---------- TEXT EXTRACT

Hey Vitaly,

I'm not sure what the best solution here is. Ideally, we want both pycapnp
and nupic to always link to the exact same compiled version of C++ Cap'n
Proto.

Perhaps it should be pycapnp's responsibility to always bundle a compiled
distribution of C++ Cap'n Proto, complete with headers. Then in nupic's
build process, it could call some pycapnp function that supplies said
directories (similar to how numpy.get_include() works). Does that sound
reasonable to you?

On Thu, Jul 28, 2016 at 6:17 PM, vitaly numenta <
[email protected]> wrote:

> We see errors converting pycapnp builders to C++ capnp builders on Ubuntu
> 16.04
> when using our Python extensions compiled under the "manylinux" environment
> (Centos-6.8 with gcc 4.8.2)
>
> We pass a pycapnp builder to C++ using this code:
> https://github.com/numenta/nupic.core/blob/064f8b1ef003d5ee07405cd5ac4158
> 3f83ab1d35/src/nupic/py_support/PyCapnp.hpp#L71
>
> When we cast the schema parser to `pycapnp_SchemaParser*` and deref the
> `thisptr` attribute, the values appear bogus, suggesting an incorrect cast.
>
> Pycapnp was installed on Ubuntu 16.04 and builds the extensions and
> capnproto
> using gcc 5.4.0.

--------------------
---------- EXTRACTED ENTRIES

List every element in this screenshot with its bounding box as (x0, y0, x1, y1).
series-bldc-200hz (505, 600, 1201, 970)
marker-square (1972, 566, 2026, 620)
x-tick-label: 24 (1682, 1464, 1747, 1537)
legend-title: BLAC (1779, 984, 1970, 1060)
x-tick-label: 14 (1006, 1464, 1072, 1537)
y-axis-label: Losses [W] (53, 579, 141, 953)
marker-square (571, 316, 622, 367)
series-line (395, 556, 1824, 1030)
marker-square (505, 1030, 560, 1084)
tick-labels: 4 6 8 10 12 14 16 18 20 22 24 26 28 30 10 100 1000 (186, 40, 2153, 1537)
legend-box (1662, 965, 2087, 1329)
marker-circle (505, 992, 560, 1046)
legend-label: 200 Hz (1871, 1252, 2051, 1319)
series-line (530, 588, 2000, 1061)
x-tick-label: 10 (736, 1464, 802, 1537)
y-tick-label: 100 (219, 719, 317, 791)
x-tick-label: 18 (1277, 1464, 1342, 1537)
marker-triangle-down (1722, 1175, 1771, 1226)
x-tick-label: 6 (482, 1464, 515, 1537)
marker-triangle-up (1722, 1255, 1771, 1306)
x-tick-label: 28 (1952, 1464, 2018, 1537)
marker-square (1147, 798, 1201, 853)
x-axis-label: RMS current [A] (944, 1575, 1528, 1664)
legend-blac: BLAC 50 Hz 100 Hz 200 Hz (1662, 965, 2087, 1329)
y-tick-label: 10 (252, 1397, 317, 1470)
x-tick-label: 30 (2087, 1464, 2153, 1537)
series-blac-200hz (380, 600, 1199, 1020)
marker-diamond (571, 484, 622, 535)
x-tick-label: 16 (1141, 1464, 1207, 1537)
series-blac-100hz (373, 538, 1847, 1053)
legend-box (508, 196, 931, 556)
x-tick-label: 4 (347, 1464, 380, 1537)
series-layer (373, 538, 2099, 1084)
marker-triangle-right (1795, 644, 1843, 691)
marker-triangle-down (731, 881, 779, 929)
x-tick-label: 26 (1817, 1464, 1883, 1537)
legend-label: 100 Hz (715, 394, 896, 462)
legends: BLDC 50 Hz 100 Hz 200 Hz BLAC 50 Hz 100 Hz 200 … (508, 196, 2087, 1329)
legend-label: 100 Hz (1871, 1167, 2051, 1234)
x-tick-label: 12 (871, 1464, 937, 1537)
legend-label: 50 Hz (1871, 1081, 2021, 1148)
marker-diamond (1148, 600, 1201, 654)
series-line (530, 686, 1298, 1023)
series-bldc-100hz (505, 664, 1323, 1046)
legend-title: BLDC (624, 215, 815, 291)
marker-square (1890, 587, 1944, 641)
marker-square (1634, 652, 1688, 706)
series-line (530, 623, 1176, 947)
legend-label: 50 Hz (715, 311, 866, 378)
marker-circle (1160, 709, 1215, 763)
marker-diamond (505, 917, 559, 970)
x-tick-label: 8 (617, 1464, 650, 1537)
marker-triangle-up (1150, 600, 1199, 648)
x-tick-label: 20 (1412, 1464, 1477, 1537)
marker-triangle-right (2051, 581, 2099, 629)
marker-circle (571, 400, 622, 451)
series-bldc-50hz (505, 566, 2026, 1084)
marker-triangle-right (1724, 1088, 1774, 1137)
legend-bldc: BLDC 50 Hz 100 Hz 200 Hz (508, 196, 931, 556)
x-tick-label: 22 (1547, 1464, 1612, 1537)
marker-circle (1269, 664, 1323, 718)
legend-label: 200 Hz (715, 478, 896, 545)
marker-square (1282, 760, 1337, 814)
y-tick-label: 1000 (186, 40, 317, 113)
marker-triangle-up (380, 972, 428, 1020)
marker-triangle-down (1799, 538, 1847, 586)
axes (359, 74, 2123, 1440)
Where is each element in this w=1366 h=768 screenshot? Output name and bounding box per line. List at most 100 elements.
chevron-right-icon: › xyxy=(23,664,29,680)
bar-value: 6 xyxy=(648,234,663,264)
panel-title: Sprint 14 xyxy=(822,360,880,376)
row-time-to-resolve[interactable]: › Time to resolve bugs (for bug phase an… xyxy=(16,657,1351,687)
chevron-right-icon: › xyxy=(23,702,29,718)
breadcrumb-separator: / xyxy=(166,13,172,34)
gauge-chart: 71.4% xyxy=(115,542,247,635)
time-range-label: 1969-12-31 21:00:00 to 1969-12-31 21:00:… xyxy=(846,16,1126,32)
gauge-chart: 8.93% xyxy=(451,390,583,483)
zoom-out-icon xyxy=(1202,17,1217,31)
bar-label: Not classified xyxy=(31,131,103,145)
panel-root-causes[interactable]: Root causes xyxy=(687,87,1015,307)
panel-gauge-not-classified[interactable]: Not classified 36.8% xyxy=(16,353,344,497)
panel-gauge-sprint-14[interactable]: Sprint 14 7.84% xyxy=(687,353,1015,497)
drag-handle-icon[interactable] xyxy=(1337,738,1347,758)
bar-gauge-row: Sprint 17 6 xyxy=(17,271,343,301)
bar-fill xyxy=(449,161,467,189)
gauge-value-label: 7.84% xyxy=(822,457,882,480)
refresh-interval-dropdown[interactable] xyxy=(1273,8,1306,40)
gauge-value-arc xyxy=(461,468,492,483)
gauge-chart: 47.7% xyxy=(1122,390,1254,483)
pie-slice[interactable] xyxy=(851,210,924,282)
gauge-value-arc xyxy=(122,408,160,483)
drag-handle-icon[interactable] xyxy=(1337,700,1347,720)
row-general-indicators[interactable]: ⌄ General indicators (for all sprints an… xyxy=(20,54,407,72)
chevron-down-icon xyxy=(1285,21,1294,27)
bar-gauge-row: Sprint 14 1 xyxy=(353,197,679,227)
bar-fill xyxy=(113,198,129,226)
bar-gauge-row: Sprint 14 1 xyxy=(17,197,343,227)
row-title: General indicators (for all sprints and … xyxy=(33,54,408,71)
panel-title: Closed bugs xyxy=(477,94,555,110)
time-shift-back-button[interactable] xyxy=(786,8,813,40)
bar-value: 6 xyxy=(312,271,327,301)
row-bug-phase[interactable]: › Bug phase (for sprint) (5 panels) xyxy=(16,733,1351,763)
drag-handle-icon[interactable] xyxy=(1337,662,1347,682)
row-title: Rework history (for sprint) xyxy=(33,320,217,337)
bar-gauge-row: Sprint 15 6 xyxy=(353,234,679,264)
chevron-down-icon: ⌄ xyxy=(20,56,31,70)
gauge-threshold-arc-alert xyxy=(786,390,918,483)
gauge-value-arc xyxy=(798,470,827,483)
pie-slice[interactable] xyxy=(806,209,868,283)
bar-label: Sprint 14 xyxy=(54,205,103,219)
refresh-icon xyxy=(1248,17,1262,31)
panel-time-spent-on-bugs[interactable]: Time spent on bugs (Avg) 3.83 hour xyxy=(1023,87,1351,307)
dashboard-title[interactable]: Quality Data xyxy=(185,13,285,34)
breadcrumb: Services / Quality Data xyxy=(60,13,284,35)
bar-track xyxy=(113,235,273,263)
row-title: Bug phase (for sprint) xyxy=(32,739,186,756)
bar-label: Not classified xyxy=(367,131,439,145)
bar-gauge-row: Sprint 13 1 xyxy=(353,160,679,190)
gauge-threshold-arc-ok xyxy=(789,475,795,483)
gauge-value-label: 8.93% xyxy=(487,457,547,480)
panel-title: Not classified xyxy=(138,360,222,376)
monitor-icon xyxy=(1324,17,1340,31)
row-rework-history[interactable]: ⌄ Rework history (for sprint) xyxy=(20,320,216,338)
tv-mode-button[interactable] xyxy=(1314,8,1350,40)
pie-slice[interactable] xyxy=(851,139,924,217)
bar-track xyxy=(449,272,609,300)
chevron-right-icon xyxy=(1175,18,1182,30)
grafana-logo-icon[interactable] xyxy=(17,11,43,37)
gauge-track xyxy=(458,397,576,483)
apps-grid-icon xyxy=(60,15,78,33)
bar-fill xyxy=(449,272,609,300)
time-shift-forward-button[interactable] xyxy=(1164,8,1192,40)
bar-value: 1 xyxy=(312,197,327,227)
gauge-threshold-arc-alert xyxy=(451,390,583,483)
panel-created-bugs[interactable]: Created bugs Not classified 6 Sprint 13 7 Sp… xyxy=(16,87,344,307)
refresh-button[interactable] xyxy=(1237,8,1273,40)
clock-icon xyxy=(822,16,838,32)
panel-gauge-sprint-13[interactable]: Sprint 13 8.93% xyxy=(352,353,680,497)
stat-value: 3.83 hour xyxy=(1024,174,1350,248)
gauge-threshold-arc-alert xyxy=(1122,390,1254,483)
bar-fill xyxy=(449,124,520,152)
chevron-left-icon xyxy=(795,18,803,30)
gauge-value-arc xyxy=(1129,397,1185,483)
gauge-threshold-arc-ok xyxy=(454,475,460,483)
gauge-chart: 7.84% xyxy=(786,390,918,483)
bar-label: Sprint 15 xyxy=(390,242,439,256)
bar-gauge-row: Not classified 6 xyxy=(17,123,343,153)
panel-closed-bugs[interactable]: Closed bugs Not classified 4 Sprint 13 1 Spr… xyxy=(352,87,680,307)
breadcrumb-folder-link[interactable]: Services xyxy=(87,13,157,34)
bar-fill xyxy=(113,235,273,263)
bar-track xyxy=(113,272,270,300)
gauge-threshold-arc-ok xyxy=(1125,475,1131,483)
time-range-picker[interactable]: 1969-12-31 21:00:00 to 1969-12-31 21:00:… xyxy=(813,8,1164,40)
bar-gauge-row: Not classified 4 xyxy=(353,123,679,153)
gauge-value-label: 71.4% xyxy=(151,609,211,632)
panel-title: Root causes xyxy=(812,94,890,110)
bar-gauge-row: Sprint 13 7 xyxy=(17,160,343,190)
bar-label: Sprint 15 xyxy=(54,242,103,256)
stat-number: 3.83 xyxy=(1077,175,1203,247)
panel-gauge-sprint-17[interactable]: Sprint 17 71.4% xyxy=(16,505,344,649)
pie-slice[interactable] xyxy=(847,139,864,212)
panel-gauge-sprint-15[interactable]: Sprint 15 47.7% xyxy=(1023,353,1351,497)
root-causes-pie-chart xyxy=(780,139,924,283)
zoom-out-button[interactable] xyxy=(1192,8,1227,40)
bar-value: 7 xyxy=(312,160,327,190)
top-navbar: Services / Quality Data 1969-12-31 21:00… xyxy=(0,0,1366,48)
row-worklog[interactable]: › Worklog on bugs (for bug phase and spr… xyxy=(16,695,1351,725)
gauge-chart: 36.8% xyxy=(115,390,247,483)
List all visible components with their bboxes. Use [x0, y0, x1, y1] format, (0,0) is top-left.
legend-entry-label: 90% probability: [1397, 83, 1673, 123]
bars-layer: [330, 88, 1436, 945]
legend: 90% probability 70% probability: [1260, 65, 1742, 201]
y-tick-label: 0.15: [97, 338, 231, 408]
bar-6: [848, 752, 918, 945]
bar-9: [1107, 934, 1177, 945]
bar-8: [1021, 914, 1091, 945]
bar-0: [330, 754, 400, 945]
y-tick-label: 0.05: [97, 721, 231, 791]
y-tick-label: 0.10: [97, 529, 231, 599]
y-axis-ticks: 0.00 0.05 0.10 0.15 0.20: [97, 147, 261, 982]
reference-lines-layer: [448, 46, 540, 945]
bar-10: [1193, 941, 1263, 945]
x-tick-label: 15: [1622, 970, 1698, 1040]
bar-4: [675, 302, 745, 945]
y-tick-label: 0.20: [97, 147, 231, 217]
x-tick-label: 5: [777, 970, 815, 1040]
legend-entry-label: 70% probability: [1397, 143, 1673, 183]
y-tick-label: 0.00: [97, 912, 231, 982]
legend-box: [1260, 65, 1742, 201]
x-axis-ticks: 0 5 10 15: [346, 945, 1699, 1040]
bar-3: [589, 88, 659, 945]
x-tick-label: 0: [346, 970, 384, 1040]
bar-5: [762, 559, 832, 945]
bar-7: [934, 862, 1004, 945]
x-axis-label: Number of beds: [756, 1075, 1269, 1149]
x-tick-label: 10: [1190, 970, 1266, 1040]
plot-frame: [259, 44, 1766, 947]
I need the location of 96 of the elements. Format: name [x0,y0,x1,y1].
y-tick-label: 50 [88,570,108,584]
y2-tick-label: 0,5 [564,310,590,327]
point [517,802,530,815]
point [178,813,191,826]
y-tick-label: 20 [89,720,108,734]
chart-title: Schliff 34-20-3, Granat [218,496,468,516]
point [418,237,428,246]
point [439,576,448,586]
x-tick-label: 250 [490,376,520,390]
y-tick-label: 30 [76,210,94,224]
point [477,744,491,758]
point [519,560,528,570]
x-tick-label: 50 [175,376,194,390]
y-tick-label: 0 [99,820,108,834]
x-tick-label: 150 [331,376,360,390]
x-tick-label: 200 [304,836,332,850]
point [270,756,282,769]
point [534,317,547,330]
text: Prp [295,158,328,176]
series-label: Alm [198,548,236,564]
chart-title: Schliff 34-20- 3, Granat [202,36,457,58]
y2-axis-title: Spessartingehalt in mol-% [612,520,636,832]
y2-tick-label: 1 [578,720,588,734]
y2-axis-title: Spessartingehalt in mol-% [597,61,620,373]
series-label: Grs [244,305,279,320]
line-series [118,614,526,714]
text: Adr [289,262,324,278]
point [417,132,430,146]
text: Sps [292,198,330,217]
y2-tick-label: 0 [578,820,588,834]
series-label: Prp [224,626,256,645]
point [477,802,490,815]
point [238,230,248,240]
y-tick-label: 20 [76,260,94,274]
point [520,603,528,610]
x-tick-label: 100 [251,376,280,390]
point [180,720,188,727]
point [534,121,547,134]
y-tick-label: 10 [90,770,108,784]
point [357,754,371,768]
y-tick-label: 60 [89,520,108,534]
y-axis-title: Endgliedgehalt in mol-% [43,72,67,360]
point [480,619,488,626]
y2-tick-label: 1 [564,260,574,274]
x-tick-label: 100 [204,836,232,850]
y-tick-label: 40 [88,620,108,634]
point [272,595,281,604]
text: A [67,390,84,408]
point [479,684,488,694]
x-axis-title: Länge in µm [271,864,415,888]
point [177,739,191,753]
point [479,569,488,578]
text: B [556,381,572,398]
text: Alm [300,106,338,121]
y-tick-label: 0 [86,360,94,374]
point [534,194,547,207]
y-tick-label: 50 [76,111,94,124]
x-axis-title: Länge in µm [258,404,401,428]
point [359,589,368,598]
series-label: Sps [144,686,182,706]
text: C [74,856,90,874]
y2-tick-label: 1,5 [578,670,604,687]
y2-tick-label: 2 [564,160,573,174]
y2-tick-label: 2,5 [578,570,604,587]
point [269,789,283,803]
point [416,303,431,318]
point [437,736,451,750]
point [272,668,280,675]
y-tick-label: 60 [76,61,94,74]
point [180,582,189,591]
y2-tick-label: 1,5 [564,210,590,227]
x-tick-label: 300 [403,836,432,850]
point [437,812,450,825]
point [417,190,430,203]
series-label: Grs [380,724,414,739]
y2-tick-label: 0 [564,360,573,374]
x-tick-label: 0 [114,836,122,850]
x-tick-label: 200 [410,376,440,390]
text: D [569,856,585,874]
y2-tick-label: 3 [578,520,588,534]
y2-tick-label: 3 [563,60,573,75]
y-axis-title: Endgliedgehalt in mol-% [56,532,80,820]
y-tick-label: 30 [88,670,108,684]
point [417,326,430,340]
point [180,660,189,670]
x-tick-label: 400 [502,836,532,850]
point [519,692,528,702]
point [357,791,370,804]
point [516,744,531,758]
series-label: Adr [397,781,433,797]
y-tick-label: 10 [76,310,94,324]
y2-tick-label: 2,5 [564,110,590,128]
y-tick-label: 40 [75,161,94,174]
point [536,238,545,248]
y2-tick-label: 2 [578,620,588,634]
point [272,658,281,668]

--------------------

= TASKS FOR THIS EXERCISE =
#1 Answer these questions from the pycapnp linking thread:
(a) On which Ubuntu version do the errors appear?
(b) What operating system and compiler make up the "manylinux" environment?
(c) Which function is given as a model for how pycapnp could supply its directories?
#2 Sum up the pycapnp linking thread in two sentences.
#3 Continue the pycapnp linking thread from the point where it stops.
Nothing here requires the data.

= TASK-BY-TASK RESULTS =
#1
(a) Ubuntu 16.04
(b) Centos-6.8 with gcc 4.8.2
(c) numpy.get_include()

#2 Python extensions compiled under the "manylinux" environment (Centos-6.8 with gcc 4.8.2) fail to convert pycapnp builders to C++ capnp builders on Ubuntu 16.04, where pycapnp was built with gcc 5.4.0, and dereferencing the `thisptr` attribute gives bogus values that suggest an incorrect cast. In reply, Vitaly is told that pycapnp and nupic should always link to the same compiled C++ Cap'n Proto, perhaps by having pycapnp bundle a compiled distribution with headers and expose a function, similar to numpy.get_include(), that gives nupic's build process those directories.

#3
>
> Is it possible that the SchemaParser or SchemaLoader struct from the
> pycapnp
> extension built with gcc 5.4.0 has different alignment/layout than
> expected by
> the cast in the NuPIC C extension compiled with gcc 4.8.2?
>
>
> More details...
>
> First, an overview of capnp's integration into nupic and nupic.bindings:
> The
> `nupic` pure python package gets capnp via the `pycapnp==0.5.8` package,
> which
> contains its own version of compiled `capnproto` sources.
> `nupic.bindings`, a python
> extension built in `nupic.core`, includes its own version of capnp 0.5.3
> sources
> compiled into the extension's shared libraries, such as `_algorithms.so`,
> `_math.so`, etc. Nupic.bindings contains the C++ implementation of classes
> and supporting
> logic used by nupic.
>
> So, when nupic is used, there are two versions of compiled capnproto in
> play: one
> from pycapnp imported  by nupic, and another built into the nupic.bindings
> extension.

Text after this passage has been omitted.